Aim:
Each entry below is to be printed verbatim.

Start

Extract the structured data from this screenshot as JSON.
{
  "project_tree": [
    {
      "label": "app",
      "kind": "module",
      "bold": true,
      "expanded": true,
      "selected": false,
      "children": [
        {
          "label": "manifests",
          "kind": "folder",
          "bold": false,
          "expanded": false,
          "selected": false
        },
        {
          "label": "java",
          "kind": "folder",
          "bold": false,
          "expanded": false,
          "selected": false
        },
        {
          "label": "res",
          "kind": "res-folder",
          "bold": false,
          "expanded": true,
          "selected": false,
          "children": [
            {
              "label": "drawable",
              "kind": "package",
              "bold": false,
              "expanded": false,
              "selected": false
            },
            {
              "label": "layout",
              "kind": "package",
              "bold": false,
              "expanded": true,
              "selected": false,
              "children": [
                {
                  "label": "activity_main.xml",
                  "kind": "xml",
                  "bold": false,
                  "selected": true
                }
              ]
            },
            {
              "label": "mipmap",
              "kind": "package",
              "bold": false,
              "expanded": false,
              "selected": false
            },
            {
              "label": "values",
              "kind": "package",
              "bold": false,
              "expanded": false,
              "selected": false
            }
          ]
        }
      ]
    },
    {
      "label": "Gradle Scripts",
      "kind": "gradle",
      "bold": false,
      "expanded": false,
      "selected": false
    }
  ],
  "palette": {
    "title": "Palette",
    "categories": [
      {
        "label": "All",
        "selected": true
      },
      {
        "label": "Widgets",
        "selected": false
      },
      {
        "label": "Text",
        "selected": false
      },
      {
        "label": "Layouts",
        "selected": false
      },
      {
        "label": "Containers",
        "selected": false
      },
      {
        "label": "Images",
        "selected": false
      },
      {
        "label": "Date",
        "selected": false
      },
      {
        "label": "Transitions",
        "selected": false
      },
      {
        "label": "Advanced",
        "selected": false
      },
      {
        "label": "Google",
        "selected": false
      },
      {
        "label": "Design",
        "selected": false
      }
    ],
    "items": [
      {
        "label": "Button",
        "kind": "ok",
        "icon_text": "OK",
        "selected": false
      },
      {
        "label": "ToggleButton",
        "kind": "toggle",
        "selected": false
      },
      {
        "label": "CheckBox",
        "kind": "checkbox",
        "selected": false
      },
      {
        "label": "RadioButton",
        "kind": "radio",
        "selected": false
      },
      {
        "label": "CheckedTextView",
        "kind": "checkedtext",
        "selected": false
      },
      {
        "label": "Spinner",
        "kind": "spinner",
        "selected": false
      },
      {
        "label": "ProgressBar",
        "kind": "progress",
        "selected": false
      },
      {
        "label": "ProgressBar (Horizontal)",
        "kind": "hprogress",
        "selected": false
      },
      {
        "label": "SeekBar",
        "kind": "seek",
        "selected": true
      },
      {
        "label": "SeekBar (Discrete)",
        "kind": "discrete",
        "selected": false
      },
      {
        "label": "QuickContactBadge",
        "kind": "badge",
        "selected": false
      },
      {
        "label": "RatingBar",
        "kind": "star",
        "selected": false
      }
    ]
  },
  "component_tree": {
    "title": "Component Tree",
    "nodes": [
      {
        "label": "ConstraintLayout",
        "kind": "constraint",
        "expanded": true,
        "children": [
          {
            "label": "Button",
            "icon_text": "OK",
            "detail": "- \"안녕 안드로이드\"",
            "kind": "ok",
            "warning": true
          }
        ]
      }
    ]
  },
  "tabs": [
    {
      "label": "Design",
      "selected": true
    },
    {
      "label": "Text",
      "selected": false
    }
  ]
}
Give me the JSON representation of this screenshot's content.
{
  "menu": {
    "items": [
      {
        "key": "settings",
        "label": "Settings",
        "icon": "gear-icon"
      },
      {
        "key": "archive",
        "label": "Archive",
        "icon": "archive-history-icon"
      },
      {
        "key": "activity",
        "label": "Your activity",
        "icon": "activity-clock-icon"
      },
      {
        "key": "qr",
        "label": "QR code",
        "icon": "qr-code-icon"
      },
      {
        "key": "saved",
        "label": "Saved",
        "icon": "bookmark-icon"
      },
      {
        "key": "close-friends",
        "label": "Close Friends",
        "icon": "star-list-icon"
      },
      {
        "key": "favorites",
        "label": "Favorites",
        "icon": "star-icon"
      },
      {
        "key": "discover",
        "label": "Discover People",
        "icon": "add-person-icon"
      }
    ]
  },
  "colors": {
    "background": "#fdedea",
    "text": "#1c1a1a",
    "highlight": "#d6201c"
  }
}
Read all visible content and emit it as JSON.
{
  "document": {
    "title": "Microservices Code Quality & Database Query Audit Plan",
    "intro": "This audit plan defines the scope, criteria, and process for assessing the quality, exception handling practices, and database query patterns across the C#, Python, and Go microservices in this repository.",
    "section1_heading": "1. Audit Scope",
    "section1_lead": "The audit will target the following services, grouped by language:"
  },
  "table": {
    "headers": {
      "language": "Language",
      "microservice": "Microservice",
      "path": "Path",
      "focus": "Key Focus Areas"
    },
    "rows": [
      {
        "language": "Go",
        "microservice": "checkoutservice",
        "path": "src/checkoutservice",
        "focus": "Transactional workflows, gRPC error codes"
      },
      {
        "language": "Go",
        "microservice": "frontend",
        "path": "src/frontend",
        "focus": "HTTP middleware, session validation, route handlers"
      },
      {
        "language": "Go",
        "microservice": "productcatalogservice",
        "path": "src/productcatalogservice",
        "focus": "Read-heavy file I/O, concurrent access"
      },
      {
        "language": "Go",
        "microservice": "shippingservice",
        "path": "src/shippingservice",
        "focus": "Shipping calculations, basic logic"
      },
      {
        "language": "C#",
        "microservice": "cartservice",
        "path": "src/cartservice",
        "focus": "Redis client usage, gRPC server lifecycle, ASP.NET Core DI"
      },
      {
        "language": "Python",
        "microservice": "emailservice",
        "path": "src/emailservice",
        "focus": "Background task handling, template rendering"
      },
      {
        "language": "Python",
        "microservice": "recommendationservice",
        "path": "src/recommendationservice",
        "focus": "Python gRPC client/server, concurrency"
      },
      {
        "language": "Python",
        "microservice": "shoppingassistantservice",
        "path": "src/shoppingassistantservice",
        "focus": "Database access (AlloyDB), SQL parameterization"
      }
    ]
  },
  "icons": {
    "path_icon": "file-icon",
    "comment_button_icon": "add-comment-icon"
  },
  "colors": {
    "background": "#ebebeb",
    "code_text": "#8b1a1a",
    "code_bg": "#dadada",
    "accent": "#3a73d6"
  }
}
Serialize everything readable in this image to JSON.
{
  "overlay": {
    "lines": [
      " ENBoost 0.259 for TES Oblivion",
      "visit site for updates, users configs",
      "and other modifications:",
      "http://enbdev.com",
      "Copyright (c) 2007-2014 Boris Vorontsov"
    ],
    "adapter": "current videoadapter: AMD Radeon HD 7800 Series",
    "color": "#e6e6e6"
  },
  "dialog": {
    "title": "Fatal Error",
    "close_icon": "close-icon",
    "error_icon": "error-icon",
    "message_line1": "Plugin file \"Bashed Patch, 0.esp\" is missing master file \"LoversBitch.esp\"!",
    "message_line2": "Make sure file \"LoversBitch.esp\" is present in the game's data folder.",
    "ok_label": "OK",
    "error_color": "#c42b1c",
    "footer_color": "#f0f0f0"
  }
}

End

Solution to this exercise:
Extract the structured data from this screenshot as JSON.
{
  "project_tree": [
    {
      "label": "app",
      "kind": "module",
      "bold": true,
      "expanded": true,
      "selected": false,
      "children": [
        {
          "label": "manifests",
          "kind": "folder",
          "bold": false,
          "expanded": false,
          "selected": false
        },
        {
          "label": "java",
          "kind": "folder",
          "bold": false,
          "expanded": false,
          "selected": false
        },
        {
          "label": "res",
          "kind": "res-folder",
          "bold": false,
          "expanded": true,
          "selected": false,
          "children": [
            {
              "label": "drawable",
              "kind": "package",
              "bold": false,
              "expanded": false,
              "selected": false
            },
            {
              "label": "layout",
              "kind": "package",
              "bold": false,
              "expanded": true,
              "selected": false,
              "children": [
                {
                  "label": "activity_main.xml",
                  "kind": "xml",
                  "bold": false,
                  "selected": true
                }
              ]
            },
            {
              "label": "mipmap",
              "kind": "package",
              "bold": false,
              "expanded": false,
              "selected": false
            },
            {
              "label": "values",
              "kind": "package",
              "bold": false,
              "expanded": false,
              "selected": false
            }
          ]
        }
      ]
    },
    {
      "label": "Gradle Scripts",
      "kind": "gradle",
      "bold": false,
      "expanded": false,
      "selected": false
    }
  ],
  "palette": {
    "title": "Palette",
    "categories": [
      {
        "label": "All",
        "selected": true
      },
      {
        "label": "Widgets",
        "selected": false
      },
      {
        "label": "Text",
        "selected": false
      },
      {
        "label": "Layouts",
        "selected": false
      },
      {
        "label": "Containers",
        "selected": false
      },
      {
        "label": "Images",
        "selected": false
      },
      {
        "label": "Date",
        "selected": false
      },
      {
        "label": "Transitions",
        "selected": false
      },
      {
        "label": "Advanced",
        "selected": false
      },
      {
        "label": "Google",
        "selected": false
      },
      {
        "label": "Design",
        "selected": false
      }
    ],
    "items": [
      {
        "label": "Button",
        "kind": "ok",
        "icon_text": "OK",
        "selected": false
      },
      {
        "label": "ToggleButton",
        "kind": "toggle",
        "selected": false
      },
      {
        "label": "CheckBox",
        "kind": "checkbox",
        "selected": false
      },
      {
        "label": "RadioButton",
        "kind": "radio",
        "selected": false
      },
      {
        "label": "CheckedTextView",
        "kind": "checkedtext",
        "selected": false
      },
      {
        "label": "Spinner",
        "kind": "spinner",
        "selected": false
      },
      {
        "label": "ProgressBar",
        "kind": "progress",
        "selected": false
      },
      {
        "label": "ProgressBar (Horizontal)",
        "kind": "hprogress",
        "selected": false
      },
      {
        "label": "SeekBar",
        "kind": "seek",
        "selected": true
      },
      {
        "label": "SeekBar (Discrete)",
        "kind": "discrete",
        "selected": false
      },
      {
        "label": "QuickContactBadge",
        "kind": "badge",
        "selected": false
      },
      {
        "label": "RatingBar",
        "kind": "star",
        "selected": false
      }
    ]
  },
  "component_tree": {
    "title": "Component Tree",
    "nodes": [
      {
        "label": "ConstraintLayout",
        "kind": "constraint",
        "expanded": true,
        "children": [
          {
            "label": "Button",
            "icon_text": "OK",
            "detail": "- \"안녕 안드로이드\"",
            "kind": "ok",
            "warning": true
          }
        ]
      }
    ]
  },
  "tabs": [
    {
      "label": "Design",
      "selected": true
    },
    {
      "label": "Text",
      "selected": false
    }
  ]
}
Give me the JSON representation of this screenshot's content.
{
  "menu": {
    "items": [
      {
        "key": "settings",
        "label": "Settings",
        "icon": "gear-icon"
      },
      {
        "key": "archive",
        "label": "Archive",
        "icon": "archive-history-icon"
      },
      {
        "key": "activity",
        "label": "Your activity",
        "icon": "activity-clock-icon"
      },
      {
        "key": "qr",
        "label": "QR code",
        "icon": "qr-code-icon"
      },
      {
        "key": "saved",
        "label": "Saved",
        "icon": "bookmark-icon"
      },
      {
        "key": "close-friends",
        "label": "Close Friends",
        "icon": "star-list-icon"
      },
      {
        "key": "favorites",
        "label": "Favorites",
        "icon": "star-icon"
      },
      {
        "key": "discover",
        "label": "Discover People",
        "icon": "add-person-icon"
      }
    ]
  },
  "colors": {
    "background": "#fdedea",
    "text": "#1c1a1a",
    "highlight": "#d6201c"
  }
}
Read all visible content and emit it as JSON.
{
  "document": {
    "title": "Microservices Code Quality & Database Query Audit Plan",
    "intro": "This audit plan defines the scope, criteria, and process for assessing the quality, exception handling practices, and database query patterns across the C#, Python, and Go microservices in this repository.",
    "section1_heading": "1. Audit Scope",
    "section1_lead": "The audit will target the following services, grouped by language:"
  },
  "table": {
    "headers": {
      "language": "Language",
      "microservice": "Microservice",
      "path": "Path",
      "focus": "Key Focus Areas"
    },
    "rows": [
      {
        "language": "Go",
        "microservice": "checkoutservice",
        "path": "src/checkoutservice",
        "focus": "Transactional workflows, gRPC error codes"
      },
      {
        "language": "Go",
        "microservice": "frontend",
        "path": "src/frontend",
        "focus": "HTTP middleware, session validation, route handlers"
      },
      {
        "language": "Go",
        "microservice": "productcatalogservice",
        "path": "src/productcatalogservice",
        "focus": "Read-heavy file I/O, concurrent access"
      },
      {
        "language": "Go",
        "microservice": "shippingservice",
        "path": "src/shippingservice",
        "focus": "Shipping calculations, basic logic"
      },
      {
        "language": "C#",
        "microservice": "cartservice",
        "path": "src/cartservice",
        "focus": "Redis client usage, gRPC server lifecycle, ASP.NET Core DI"
      },
      {
        "language": "Python",
        "microservice": "emailservice",
        "path": "src/emailservice",
        "focus": "Background task handling, template rendering"
      },
      {
        "language": "Python",
        "microservice": "recommendationservice",
        "path": "src/recommendationservice",
        "focus": "Python gRPC client/server, concurrency"
      },
      {
        "language": "Python",
        "microservice": "shoppingassistantservice",
        "path": "src/shoppingassistantservice",
        "focus": "Database access (AlloyDB), SQL parameterization"
      }
    ]
  },
  "icons": {
    "path_icon": "file-icon",
    "comment_button_icon": "add-comment-icon"
  },
  "colors": {
    "background": "#ebebeb",
    "code_text": "#8b1a1a",
    "code_bg": "#dadada",
    "accent": "#3a73d6"
  }
}
Serialize everything readable in this image to JSON.
{
  "overlay": {
    "lines": [
      " ENBoost 0.259 for TES Oblivion",
      "visit site for updates, users configs",
      "and other modifications:",
      "http://enbdev.com",
      "Copyright (c) 2007-2014 Boris Vorontsov"
    ],
    "adapter": "current videoadapter: AMD Radeon HD 7800 Series",
    "color": "#e6e6e6"
  },
  "dialog": {
    "title": "Fatal Error",
    "close_icon": "close-icon",
    "error_icon": "error-icon",
    "message_line1": "Plugin file \"Bashed Patch, 0.esp\" is missing master file \"LoversBitch.esp\"!",
    "message_line2": "Make sure file \"LoversBitch.esp\" is present in the game's data folder.",
    "ok_label": "OK",
    "error_color": "#c42b1c",
    "footer_color": "#f0f0f0"
  }
}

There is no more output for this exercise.